### Work instructions
Report how many lines contain "this". Give the number and nothing else.

### Records for the exercise
* * *
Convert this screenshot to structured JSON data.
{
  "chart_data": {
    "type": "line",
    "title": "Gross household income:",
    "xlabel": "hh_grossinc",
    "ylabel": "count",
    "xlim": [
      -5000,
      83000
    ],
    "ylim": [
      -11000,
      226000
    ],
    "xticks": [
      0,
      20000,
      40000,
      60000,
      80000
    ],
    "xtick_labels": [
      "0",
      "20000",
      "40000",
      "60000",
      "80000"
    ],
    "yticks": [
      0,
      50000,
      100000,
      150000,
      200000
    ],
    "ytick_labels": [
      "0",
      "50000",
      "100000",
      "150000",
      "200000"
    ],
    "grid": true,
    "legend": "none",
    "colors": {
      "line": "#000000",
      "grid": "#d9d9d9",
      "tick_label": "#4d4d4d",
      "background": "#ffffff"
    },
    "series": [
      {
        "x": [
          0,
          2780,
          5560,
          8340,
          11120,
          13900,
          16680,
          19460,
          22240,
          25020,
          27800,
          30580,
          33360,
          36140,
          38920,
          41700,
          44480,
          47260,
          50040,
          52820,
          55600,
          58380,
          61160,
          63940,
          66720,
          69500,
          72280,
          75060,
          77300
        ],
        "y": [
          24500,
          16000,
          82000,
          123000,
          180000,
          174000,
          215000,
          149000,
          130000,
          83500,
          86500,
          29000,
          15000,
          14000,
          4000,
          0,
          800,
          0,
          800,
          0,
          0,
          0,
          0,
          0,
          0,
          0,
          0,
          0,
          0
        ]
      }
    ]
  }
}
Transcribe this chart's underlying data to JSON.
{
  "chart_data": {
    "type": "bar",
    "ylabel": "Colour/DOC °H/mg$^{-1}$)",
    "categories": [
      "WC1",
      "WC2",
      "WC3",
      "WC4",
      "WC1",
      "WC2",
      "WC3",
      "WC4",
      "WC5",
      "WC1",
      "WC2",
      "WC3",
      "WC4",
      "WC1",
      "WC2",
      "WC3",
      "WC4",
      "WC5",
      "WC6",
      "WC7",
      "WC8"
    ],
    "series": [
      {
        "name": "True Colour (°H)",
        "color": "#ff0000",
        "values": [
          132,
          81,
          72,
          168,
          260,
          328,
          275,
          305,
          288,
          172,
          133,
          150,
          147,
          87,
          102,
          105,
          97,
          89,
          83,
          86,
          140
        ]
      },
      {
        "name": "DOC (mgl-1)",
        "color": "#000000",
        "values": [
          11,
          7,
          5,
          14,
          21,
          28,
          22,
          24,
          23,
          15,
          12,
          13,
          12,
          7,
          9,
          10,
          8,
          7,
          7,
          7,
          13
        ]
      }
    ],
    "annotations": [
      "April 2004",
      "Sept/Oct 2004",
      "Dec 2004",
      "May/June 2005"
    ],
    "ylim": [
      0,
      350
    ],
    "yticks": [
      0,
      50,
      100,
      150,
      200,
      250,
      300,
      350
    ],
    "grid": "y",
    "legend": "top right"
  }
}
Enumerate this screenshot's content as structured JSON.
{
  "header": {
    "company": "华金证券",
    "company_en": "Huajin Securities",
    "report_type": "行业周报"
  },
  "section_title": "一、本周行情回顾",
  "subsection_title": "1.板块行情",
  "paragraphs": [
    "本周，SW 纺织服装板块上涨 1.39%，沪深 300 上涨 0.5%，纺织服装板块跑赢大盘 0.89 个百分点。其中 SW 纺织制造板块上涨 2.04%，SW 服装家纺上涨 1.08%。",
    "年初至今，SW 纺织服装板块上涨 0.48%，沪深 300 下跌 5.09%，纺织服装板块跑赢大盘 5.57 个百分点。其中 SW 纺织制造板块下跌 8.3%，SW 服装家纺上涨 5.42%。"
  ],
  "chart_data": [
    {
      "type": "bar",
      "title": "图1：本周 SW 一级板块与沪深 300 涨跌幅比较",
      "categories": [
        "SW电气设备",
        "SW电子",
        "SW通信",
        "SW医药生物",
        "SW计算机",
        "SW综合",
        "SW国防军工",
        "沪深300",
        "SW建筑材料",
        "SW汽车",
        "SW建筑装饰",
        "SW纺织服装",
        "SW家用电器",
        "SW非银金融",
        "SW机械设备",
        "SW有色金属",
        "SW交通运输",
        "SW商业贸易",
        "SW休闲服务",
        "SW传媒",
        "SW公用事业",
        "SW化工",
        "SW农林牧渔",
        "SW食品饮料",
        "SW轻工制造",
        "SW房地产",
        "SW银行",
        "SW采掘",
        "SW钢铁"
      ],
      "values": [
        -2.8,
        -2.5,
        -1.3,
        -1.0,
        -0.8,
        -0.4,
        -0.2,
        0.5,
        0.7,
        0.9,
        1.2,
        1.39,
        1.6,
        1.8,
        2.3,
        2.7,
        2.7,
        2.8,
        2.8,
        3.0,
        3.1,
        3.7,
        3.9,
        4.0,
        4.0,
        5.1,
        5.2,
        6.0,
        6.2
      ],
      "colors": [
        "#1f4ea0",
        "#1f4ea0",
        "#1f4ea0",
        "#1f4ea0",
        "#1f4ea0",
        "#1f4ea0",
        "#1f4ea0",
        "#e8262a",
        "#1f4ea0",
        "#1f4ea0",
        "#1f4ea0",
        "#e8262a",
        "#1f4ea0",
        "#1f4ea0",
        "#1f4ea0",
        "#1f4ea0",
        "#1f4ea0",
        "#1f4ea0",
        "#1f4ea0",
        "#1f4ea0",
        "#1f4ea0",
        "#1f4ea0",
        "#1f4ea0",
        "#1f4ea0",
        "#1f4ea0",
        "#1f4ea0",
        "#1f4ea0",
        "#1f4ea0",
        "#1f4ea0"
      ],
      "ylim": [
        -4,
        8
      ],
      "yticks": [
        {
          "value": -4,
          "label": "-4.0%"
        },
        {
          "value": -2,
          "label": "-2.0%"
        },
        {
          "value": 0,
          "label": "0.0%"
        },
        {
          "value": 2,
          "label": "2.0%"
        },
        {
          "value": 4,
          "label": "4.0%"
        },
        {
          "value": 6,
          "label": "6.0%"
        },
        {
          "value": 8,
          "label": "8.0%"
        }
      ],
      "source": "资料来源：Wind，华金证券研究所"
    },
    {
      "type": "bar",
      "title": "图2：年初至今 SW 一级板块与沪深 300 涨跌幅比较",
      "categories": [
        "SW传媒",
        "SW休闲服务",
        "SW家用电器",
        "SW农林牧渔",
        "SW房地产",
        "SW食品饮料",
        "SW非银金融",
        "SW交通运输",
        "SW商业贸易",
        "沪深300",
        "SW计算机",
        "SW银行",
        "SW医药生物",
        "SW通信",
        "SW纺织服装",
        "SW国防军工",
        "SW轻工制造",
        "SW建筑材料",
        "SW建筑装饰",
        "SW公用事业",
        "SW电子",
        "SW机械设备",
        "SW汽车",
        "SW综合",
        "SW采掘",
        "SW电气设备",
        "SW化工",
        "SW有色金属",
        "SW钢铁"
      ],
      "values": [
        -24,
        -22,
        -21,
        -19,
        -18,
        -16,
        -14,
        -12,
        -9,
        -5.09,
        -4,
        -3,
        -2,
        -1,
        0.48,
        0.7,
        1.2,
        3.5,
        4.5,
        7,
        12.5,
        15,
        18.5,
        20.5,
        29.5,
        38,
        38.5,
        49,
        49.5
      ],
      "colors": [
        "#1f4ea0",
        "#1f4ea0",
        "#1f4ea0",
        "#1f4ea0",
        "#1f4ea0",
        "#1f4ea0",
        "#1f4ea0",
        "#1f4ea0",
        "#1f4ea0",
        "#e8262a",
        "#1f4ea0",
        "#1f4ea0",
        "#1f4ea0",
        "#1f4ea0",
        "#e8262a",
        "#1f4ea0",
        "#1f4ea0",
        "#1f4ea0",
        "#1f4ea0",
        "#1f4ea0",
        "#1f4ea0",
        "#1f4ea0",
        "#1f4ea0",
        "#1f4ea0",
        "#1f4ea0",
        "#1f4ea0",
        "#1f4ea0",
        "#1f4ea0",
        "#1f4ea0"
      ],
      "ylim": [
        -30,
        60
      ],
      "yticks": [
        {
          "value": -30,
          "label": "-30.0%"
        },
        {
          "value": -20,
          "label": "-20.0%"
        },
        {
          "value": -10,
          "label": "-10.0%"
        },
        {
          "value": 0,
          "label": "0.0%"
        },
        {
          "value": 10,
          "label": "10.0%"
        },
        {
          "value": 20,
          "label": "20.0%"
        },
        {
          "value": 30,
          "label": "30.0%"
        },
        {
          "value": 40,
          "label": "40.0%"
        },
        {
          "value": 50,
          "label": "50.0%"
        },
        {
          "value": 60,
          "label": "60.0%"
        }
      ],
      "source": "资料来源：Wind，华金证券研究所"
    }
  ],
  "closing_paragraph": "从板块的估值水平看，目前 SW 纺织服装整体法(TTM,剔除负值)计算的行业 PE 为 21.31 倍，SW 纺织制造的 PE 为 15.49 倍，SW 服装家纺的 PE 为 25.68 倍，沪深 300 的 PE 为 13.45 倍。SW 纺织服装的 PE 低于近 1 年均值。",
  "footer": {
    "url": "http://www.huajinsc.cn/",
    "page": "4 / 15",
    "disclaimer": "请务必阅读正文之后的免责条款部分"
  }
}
* * *
### Written response
3